[Data records]
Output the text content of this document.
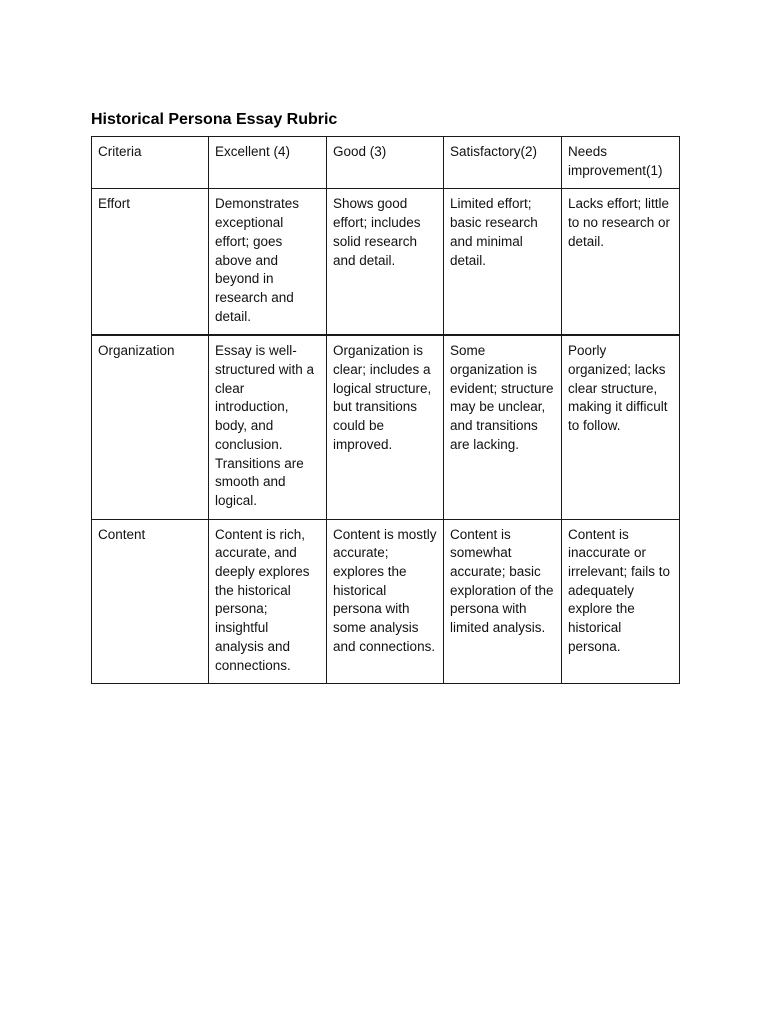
Historical Persona Essay Rubric
Criteria	Excellent (4)	Good (3)	Satisfactory(2)	Needs improvement(1)
Effort	Demonstrates exceptional effort; goes above and beyond in research and detail.	Shows good effort; includes solid research and detail.	Limited effort; basic research and minimal detail.	Lacks effort; little to no research or detail.
Organization	Essay is well-structured with a clear introduction, body, and conclusion. Transitions are smooth and logical.	Organization is clear; includes a logical structure, but transitions could be improved.	Some organization is evident; structure may be unclear, and transitions are lacking.	Poorly organized; lacks clear structure, making it difficult to follow.
Content	Content is rich, accurate, and deeply explores the historical persona; insightful analysis and connections.	Content is mostly accurate; explores the historical persona with some analysis and connections.	Content is somewhat accurate; basic exploration of the persona with limited analysis.	Content is inaccurate or irrelevant; fails to adequately explore the historical persona.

WHAT THE TASK REQUIRES:
Every entry must be reproduced exactly, with the images left out.

TASK SOLUTION:
Output the text content of this document.
Historical Persona Essay Rubric
Criteria	Excellent (4)	Good (3)	Satisfactory(2)	Needs improvement(1)
Effort	Demonstrates exceptional effort; goes above and beyond in research and detail.	Shows good effort; includes solid research and detail.	Limited effort; basic research and minimal detail.	Lacks effort; little to no research or detail.
Organization	Essay is well-structured with a clear introduction, body, and conclusion. Transitions are smooth and logical.	Organization is clear; includes a logical structure, but transitions could be improved.	Some organization is evident; structure may be unclear, and transitions are lacking.	Poorly organized; lacks clear structure, making it difficult to follow.
Content	Content is rich, accurate, and deeply explores the historical persona; insightful analysis and connections.	Content is mostly accurate; explores the historical persona with some analysis and connections.	Content is somewhat accurate; basic exploration of the persona with limited analysis.	Content is inaccurate or irrelevant; fails to adequately explore the historical persona.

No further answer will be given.